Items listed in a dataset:

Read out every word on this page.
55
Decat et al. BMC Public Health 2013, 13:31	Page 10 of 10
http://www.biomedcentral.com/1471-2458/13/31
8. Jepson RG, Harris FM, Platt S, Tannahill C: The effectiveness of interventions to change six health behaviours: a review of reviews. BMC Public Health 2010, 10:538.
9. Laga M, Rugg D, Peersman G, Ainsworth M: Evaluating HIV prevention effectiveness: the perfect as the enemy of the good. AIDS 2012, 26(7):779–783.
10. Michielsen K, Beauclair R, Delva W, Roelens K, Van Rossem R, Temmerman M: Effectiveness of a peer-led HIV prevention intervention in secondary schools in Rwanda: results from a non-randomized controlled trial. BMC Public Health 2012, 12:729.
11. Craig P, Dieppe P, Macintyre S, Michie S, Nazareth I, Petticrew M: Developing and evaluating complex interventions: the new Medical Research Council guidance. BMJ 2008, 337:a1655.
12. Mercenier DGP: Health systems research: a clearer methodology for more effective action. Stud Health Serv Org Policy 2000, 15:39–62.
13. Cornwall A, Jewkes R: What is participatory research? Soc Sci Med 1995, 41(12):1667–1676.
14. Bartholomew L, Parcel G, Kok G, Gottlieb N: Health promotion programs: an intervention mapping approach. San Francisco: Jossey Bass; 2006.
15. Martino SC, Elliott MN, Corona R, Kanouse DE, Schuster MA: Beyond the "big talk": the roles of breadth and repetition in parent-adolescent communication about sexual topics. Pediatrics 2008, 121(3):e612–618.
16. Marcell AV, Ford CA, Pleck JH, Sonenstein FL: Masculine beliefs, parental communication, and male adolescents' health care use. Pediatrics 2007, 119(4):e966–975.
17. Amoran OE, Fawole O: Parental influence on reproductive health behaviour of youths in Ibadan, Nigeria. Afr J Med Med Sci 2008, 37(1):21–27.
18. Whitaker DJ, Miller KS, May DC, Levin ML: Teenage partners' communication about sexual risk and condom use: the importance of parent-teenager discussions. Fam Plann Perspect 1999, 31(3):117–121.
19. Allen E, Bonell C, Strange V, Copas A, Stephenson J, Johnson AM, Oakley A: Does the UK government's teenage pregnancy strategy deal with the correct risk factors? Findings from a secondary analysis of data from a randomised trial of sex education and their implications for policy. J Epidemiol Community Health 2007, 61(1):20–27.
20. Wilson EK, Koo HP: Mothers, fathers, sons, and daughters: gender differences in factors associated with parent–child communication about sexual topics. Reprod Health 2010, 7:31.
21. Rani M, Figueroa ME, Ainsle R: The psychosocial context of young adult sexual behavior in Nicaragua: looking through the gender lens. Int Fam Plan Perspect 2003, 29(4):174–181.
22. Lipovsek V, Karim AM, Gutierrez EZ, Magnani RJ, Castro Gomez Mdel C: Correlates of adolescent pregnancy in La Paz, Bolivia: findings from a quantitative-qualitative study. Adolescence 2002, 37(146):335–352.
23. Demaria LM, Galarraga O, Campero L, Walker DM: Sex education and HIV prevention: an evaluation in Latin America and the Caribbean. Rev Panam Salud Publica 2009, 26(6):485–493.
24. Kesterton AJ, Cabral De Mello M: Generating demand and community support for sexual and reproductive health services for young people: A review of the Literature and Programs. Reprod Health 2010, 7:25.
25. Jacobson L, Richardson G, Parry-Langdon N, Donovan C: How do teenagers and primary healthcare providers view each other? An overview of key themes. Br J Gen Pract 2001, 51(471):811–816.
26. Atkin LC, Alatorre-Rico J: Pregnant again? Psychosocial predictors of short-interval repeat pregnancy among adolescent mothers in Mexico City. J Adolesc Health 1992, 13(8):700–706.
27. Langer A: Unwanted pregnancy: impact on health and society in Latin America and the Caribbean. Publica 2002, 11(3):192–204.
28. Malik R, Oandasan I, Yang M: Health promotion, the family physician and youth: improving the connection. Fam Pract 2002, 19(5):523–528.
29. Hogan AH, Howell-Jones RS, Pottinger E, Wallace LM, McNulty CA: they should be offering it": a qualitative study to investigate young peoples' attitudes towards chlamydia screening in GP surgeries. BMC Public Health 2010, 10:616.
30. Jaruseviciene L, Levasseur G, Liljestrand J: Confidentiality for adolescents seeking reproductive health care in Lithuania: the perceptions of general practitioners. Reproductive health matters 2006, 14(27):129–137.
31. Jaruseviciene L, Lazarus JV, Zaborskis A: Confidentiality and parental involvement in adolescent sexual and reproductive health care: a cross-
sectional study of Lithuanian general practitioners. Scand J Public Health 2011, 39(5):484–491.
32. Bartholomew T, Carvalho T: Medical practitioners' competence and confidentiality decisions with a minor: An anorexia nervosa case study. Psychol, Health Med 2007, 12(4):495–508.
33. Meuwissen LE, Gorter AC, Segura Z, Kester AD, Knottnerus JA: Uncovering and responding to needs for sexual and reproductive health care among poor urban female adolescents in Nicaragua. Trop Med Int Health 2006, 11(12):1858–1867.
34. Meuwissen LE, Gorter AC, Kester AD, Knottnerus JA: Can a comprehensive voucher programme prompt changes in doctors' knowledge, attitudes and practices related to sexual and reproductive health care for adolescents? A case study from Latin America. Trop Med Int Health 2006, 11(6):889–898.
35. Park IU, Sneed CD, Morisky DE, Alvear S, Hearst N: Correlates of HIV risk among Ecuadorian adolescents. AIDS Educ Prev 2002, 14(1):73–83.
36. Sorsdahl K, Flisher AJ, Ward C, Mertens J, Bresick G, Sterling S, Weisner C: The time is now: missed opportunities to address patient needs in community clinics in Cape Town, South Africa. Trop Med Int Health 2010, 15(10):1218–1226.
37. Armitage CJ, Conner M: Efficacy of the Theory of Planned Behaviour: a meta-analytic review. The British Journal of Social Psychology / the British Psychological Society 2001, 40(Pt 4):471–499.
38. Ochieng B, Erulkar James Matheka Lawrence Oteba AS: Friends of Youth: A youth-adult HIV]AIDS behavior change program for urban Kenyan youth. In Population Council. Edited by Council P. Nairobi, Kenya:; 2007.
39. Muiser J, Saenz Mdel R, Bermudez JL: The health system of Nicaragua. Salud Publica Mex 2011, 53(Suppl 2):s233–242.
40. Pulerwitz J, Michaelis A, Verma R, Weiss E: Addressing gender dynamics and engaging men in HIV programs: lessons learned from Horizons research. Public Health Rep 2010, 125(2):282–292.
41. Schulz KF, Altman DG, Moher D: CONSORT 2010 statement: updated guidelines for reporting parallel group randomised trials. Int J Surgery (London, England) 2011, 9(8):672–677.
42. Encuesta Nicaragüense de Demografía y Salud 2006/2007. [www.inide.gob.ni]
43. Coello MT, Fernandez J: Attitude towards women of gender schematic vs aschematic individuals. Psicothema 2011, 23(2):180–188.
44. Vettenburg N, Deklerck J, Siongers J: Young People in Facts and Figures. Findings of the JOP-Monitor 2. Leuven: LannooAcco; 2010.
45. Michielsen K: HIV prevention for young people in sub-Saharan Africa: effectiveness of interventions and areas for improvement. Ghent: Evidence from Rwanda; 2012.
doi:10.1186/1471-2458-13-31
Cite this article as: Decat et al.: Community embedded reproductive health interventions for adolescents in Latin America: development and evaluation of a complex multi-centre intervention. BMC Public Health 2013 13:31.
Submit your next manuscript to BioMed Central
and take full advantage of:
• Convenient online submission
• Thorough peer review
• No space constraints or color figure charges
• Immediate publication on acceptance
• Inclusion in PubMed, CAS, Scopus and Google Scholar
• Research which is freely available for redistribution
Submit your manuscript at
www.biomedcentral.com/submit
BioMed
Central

STATED GOAL | Transcribe every line of the data, exactly as it stands.

REPLY |
Read out every word on this page.
55
Decat et al. BMC Public Health 2013, 13:31	Page 10 of 10
http://www.biomedcentral.com/1471-2458/13/31
8. Jepson RG, Harris FM, Platt S, Tannahill C: The effectiveness of interventions to change six health behaviours: a review of reviews. BMC Public Health 2010, 10:538.
9. Laga M, Rugg D, Peersman G, Ainsworth M: Evaluating HIV prevention effectiveness: the perfect as the enemy of the good. AIDS 2012, 26(7):779–783.
10. Michielsen K, Beauclair R, Delva W, Roelens K, Van Rossem R, Temmerman M: Effectiveness of a peer-led HIV prevention intervention in secondary schools in Rwanda: results from a non-randomized controlled trial. BMC Public Health 2012, 12:729.
11. Craig P, Dieppe P, Macintyre S, Michie S, Nazareth I, Petticrew M: Developing and evaluating complex interventions: the new Medical Research Council guidance. BMJ 2008, 337:a1655.
12. Mercenier DGP: Health systems research: a clearer methodology for more effective action. Stud Health Serv Org Policy 2000, 15:39–62.
13. Cornwall A, Jewkes R: What is participatory research? Soc Sci Med 1995, 41(12):1667–1676.
14. Bartholomew L, Parcel G, Kok G, Gottlieb N: Health promotion programs: an intervention mapping approach. San Francisco: Jossey Bass; 2006.
15. Martino SC, Elliott MN, Corona R, Kanouse DE, Schuster MA: Beyond the "big talk": the roles of breadth and repetition in parent-adolescent communication about sexual topics. Pediatrics 2008, 121(3):e612–618.
16. Marcell AV, Ford CA, Pleck JH, Sonenstein FL: Masculine beliefs, parental communication, and male adolescents' health care use. Pediatrics 2007, 119(4):e966–975.
17. Amoran OE, Fawole O: Parental influence on reproductive health behaviour of youths in Ibadan, Nigeria. Afr J Med Med Sci 2008, 37(1):21–27.
18. Whitaker DJ, Miller KS, May DC, Levin ML: Teenage partners' communication about sexual risk and condom use: the importance of parent-teenager discussions. Fam Plann Perspect 1999, 31(3):117–121.
19. Allen E, Bonell C, Strange V, Copas A, Stephenson J, Johnson AM, Oakley A: Does the UK government's teenage pregnancy strategy deal with the correct risk factors? Findings from a secondary analysis of data from a randomised trial of sex education and their implications for policy. J Epidemiol Community Health 2007, 61(1):20–27.
20. Wilson EK, Koo HP: Mothers, fathers, sons, and daughters: gender differences in factors associated with parent–child communication about sexual topics. Reprod Health 2010, 7:31.
21. Rani M, Figueroa ME, Ainsle R: The psychosocial context of young adult sexual behavior in Nicaragua: looking through the gender lens. Int Fam Plan Perspect 2003, 29(4):174–181.
22. Lipovsek V, Karim AM, Gutierrez EZ, Magnani RJ, Castro Gomez Mdel C: Correlates of adolescent pregnancy in La Paz, Bolivia: findings from a quantitative-qualitative study. Adolescence 2002, 37(146):335–352.
23. Demaria LM, Galarraga O, Campero L, Walker DM: Sex education and HIV prevention: an evaluation in Latin America and the Caribbean. Rev Panam Salud Publica 2009, 26(6):485–493.
24. Kesterton AJ, Cabral De Mello M: Generating demand and community support for sexual and reproductive health services for young people: A review of the Literature and Programs. Reprod Health 2010, 7:25.
25. Jacobson L, Richardson G, Parry-Langdon N, Donovan C: How do teenagers and primary healthcare providers view each other? An overview of key themes. Br J Gen Pract 2001, 51(471):811–816.
26. Atkin LC, Alatorre-Rico J: Pregnant again? Psychosocial predictors of short-interval repeat pregnancy among adolescent mothers in Mexico City. J Adolesc Health 1992, 13(8):700–706.
27. Langer A: Unwanted pregnancy: impact on health and society in Latin America and the Caribbean. Publica 2002, 11(3):192–204.
28. Malik R, Oandasan I, Yang M: Health promotion, the family physician and youth: improving the connection. Fam Pract 2002, 19(5):523–528.
29. Hogan AH, Howell-Jones RS, Pottinger E, Wallace LM, McNulty CA: they should be offering it": a qualitative study to investigate young peoples' attitudes towards chlamydia screening in GP surgeries. BMC Public Health 2010, 10:616.
30. Jaruseviciene L, Levasseur G, Liljestrand J: Confidentiality for adolescents seeking reproductive health care in Lithuania: the perceptions of general practitioners. Reproductive health matters 2006, 14(27):129–137.
31. Jaruseviciene L, Lazarus JV, Zaborskis A: Confidentiality and parental involvement in adolescent sexual and reproductive health care: a cross-
sectional study of Lithuanian general practitioners. Scand J Public Health 2011, 39(5):484–491.
32. Bartholomew T, Carvalho T: Medical practitioners' competence and confidentiality decisions with a minor: An anorexia nervosa case study. Psychol, Health Med 2007, 12(4):495–508.
33. Meuwissen LE, Gorter AC, Segura Z, Kester AD, Knottnerus JA: Uncovering and responding to needs for sexual and reproductive health care among poor urban female adolescents in Nicaragua. Trop Med Int Health 2006, 11(12):1858–1867.
34. Meuwissen LE, Gorter AC, Kester AD, Knottnerus JA: Can a comprehensive voucher programme prompt changes in doctors' knowledge, attitudes and practices related to sexual and reproductive health care for adolescents? A case study from Latin America. Trop Med Int Health 2006, 11(6):889–898.
35. Park IU, Sneed CD, Morisky DE, Alvear S, Hearst N: Correlates of HIV risk among Ecuadorian adolescents. AIDS Educ Prev 2002, 14(1):73–83.
36. Sorsdahl K, Flisher AJ, Ward C, Mertens J, Bresick G, Sterling S, Weisner C: The time is now: missed opportunities to address patient needs in community clinics in Cape Town, South Africa. Trop Med Int Health 2010, 15(10):1218–1226.
37. Armitage CJ, Conner M: Efficacy of the Theory of Planned Behaviour: a meta-analytic review. The British Journal of Social Psychology / the British Psychological Society 2001, 40(Pt 4):471–499.
38. Ochieng B, Erulkar James Matheka Lawrence Oteba AS: Friends of Youth: A youth-adult HIV]AIDS behavior change program for urban Kenyan youth. In Population Council. Edited by Council P. Nairobi, Kenya:; 2007.
39. Muiser J, Saenz Mdel R, Bermudez JL: The health system of Nicaragua. Salud Publica Mex 2011, 53(Suppl 2):s233–242.
40. Pulerwitz J, Michaelis A, Verma R, Weiss E: Addressing gender dynamics and engaging men in HIV programs: lessons learned from Horizons research. Public Health Rep 2010, 125(2):282–292.
41. Schulz KF, Altman DG, Moher D: CONSORT 2010 statement: updated guidelines for reporting parallel group randomised trials. Int J Surgery (London, England) 2011, 9(8):672–677.
42. Encuesta Nicaragüense de Demografía y Salud 2006/2007. [www.inide.gob.ni]
43. Coello MT, Fernandez J: Attitude towards women of gender schematic vs aschematic individuals. Psicothema 2011, 23(2):180–188.
44. Vettenburg N, Deklerck J, Siongers J: Young People in Facts and Figures. Findings of the JOP-Monitor 2. Leuven: LannooAcco; 2010.
45. Michielsen K: HIV prevention for young people in sub-Saharan Africa: effectiveness of interventions and areas for improvement. Ghent: Evidence from Rwanda; 2012.
doi:10.1186/1471-2458-13-31
Cite this article as: Decat et al.: Community embedded reproductive health interventions for adolescents in Latin America: development and evaluation of a complex multi-centre intervention. BMC Public Health 2013 13:31.
Submit your next manuscript to BioMed Central
and take full advantage of:
• Convenient online submission
• Thorough peer review
• No space constraints or color figure charges
• Immediate publication on acceptance
• Inclusion in PubMed, CAS, Scopus and Google Scholar
• Research which is freely available for redistribution
Submit your manuscript at
www.biomedcentral.com/submit
BioMed
Central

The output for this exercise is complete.